Given request >> Copy out the stretch of the Semantic Web book description from "This Guide acquaints" through "to put down.", word for word.

Text section >>

#####

A complex set of extensions to the World Wide Web, the Semantic Web will make data and services more accessible to computers and useful to people. Some of these extensions are being deployed, and many are coming in the next years. This is the only book to explore the territory of the Semantic Web in a broad and conceptual manner.

This Guide acquaints you with the basic ideas and technologies of the Semantic Web, their roles and inter-relationships. The key areas covered include knowledge modeling (RDF, Topic Maps), ontology (OWL), agents (intelligent and otherwise), distributed trust and belief, "semantically-focused" search, and much more.

The book's basic, conceptual approach is accessible to readers with a wide range of backgrounds and interests. Important points are illustrated with diagrams and occasional markup fragments. As it explores the landscape it encounters an ever-surprising variety of novel ideas and unexpected links. The book is easy and fun to read - you may find it hard to put down.

#####

Dataset >>
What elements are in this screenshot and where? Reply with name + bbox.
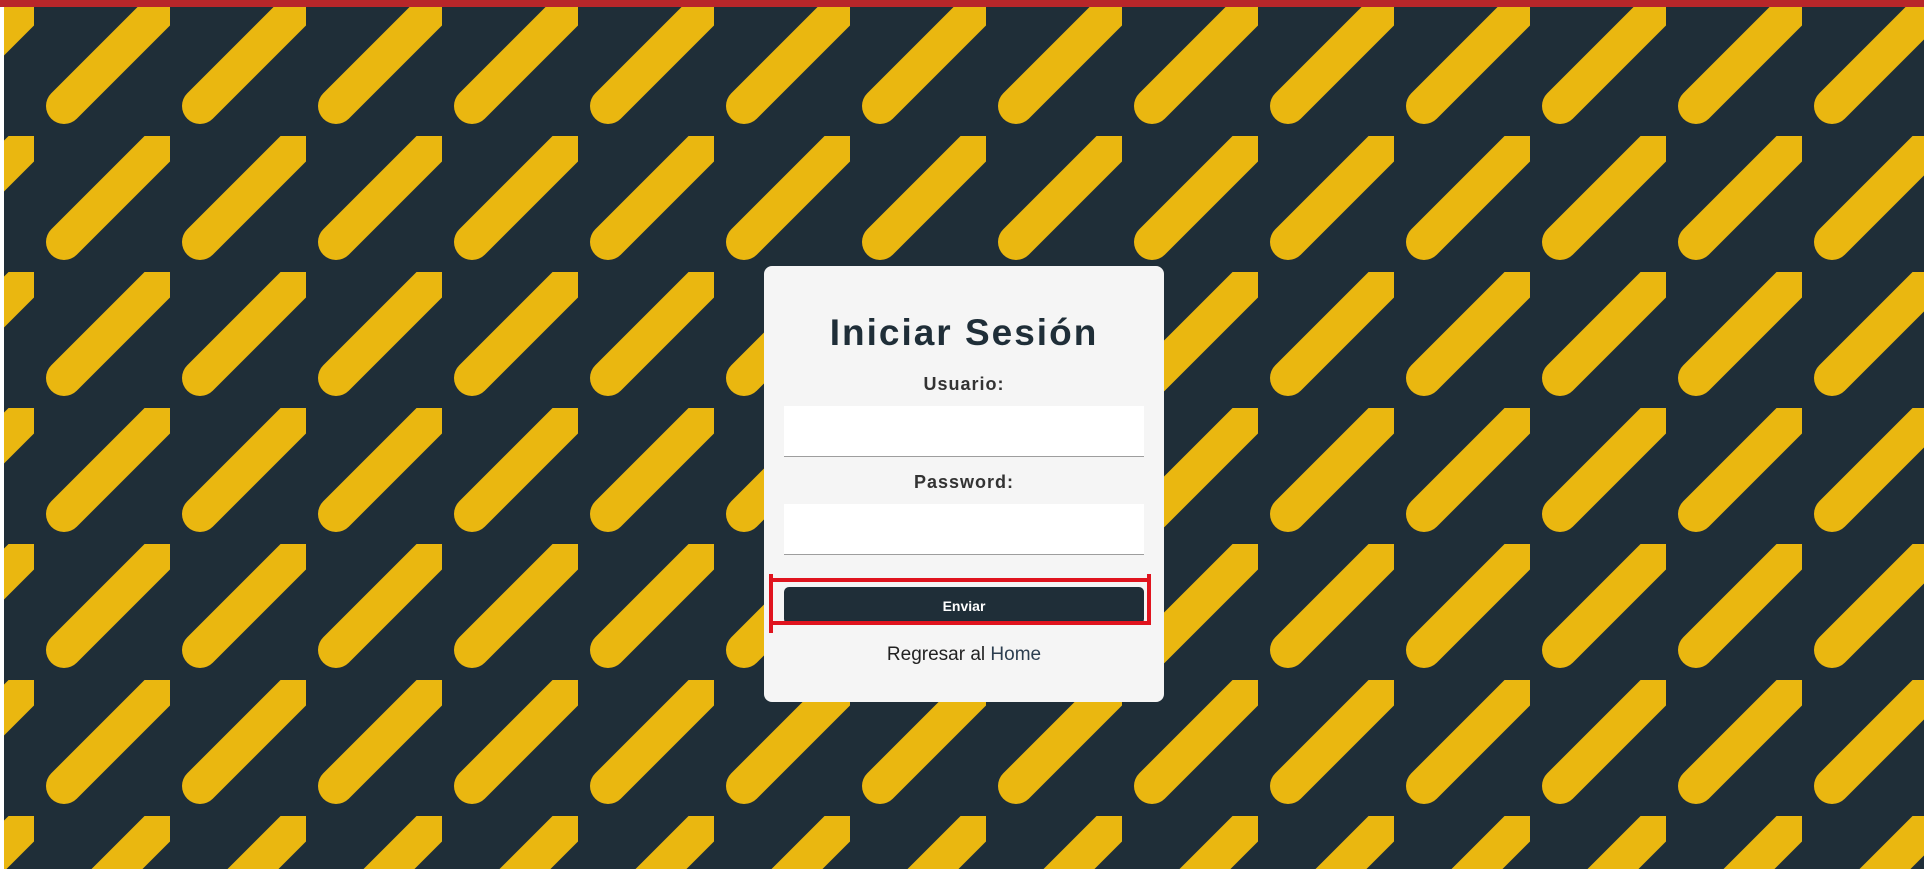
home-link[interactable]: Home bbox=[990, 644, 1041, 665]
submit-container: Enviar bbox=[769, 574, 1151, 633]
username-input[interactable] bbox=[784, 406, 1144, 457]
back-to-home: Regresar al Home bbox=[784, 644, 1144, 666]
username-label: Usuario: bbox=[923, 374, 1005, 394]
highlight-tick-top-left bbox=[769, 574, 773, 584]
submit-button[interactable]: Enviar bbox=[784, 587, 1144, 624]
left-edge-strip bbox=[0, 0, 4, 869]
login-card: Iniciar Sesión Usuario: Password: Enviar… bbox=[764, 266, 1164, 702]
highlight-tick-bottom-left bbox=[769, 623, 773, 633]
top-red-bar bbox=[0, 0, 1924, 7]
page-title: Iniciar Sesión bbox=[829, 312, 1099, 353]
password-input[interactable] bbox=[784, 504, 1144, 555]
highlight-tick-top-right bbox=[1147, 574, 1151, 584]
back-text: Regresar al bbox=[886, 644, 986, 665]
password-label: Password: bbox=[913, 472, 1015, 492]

#####

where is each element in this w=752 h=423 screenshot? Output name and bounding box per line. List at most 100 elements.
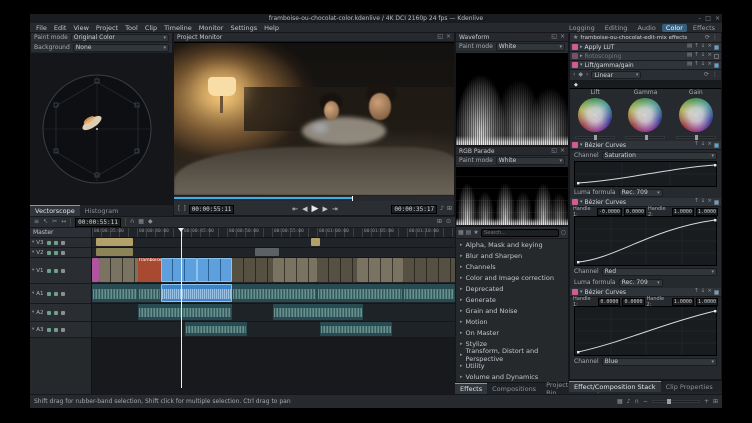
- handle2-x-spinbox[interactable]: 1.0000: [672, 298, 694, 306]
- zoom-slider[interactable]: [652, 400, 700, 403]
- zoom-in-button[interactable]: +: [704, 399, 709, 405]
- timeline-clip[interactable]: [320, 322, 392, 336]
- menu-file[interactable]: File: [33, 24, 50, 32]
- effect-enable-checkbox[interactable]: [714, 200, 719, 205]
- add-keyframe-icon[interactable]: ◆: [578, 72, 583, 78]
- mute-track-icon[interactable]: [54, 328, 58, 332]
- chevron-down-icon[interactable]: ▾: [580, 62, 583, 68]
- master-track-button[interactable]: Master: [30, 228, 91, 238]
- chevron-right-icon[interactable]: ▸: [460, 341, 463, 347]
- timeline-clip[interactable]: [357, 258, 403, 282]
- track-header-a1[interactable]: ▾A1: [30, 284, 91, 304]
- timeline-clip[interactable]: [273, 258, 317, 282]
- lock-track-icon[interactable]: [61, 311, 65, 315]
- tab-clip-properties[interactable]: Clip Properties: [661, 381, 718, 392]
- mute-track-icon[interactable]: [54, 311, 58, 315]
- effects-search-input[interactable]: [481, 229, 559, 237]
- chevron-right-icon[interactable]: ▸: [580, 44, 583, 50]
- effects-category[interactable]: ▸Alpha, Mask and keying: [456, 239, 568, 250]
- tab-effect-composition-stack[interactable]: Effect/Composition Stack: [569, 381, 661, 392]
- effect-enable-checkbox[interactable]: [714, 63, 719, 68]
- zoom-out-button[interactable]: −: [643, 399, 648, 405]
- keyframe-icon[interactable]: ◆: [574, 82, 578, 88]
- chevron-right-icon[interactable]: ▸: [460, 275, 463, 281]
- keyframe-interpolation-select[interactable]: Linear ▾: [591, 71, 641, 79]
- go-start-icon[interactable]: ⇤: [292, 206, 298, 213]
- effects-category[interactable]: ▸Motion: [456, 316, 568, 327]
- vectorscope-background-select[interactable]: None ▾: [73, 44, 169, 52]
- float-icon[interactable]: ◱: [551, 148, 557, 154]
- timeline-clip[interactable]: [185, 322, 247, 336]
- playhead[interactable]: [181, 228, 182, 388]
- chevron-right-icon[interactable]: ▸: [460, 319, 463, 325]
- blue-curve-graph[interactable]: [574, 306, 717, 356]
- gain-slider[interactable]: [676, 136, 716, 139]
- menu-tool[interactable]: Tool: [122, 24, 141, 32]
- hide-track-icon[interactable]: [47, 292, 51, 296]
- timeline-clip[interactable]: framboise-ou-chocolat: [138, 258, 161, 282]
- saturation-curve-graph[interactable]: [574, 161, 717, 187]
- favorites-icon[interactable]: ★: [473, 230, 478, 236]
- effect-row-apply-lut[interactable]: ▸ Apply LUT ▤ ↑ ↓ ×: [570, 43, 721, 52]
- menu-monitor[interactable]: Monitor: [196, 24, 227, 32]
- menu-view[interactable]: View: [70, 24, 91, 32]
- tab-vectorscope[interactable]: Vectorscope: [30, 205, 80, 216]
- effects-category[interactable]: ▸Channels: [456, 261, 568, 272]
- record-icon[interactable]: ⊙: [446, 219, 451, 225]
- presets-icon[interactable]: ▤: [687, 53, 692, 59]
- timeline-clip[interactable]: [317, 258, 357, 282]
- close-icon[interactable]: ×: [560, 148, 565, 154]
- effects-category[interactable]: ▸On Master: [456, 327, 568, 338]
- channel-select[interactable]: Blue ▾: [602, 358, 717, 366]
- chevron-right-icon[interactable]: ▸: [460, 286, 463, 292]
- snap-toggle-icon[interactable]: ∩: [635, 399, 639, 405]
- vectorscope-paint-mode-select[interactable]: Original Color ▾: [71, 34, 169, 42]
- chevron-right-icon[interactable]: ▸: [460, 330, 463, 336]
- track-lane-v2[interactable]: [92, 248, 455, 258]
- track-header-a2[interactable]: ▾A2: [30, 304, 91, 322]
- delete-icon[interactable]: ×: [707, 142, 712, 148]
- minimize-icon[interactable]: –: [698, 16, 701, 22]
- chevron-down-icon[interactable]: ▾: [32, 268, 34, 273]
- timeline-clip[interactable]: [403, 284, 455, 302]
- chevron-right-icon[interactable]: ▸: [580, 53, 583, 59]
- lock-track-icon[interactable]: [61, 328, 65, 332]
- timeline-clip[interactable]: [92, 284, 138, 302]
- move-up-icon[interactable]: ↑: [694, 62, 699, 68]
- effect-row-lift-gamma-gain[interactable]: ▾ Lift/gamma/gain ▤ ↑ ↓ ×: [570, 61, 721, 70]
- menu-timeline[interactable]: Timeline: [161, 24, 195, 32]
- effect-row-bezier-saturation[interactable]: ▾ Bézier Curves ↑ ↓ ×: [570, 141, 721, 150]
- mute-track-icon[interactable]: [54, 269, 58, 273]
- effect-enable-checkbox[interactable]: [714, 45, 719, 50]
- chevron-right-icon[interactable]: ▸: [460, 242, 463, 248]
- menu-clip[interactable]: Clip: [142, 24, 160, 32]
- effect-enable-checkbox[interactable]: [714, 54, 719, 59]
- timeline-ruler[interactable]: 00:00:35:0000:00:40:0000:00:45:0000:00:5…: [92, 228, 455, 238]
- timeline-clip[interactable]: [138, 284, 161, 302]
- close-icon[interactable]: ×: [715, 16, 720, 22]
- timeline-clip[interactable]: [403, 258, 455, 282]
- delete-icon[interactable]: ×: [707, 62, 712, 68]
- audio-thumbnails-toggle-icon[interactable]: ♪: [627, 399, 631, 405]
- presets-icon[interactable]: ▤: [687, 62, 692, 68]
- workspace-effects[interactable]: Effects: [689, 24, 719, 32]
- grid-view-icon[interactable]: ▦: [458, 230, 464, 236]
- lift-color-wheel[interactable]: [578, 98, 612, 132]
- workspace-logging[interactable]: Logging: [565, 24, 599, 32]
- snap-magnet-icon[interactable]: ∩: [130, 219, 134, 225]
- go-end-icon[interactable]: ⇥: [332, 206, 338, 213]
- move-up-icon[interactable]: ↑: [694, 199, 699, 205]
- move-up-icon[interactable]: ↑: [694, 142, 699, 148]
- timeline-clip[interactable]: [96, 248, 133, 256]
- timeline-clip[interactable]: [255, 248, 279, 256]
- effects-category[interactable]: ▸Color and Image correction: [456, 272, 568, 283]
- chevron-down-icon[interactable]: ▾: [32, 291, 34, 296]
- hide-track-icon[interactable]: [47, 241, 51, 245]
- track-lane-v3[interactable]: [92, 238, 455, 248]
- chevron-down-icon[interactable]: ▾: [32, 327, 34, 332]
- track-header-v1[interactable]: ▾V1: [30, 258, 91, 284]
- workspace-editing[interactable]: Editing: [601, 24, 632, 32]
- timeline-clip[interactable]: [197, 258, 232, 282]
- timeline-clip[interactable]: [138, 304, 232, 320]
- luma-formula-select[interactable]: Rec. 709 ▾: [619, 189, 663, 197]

#####

Exercise result >>
This Guide acquaints you with the basic ideas and technologies of the Semantic Web, their roles and inter-relationships. The key areas covered include knowledge modeling (RDF, Topic Maps), ontology (OWL), agents (intelligent and otherwise), distributed trust and belief, "semantically-focused" search, and much more.

The book's basic, conceptual approach is accessible to readers with a wide range of backgrounds and interests. Important points are illustrated with diagrams and occasional markup fragments. As it explores the landscape it encounters an ever-surprising variety of novel ideas and unexpected links. The book is easy and fun to read - you may find it hard to put down.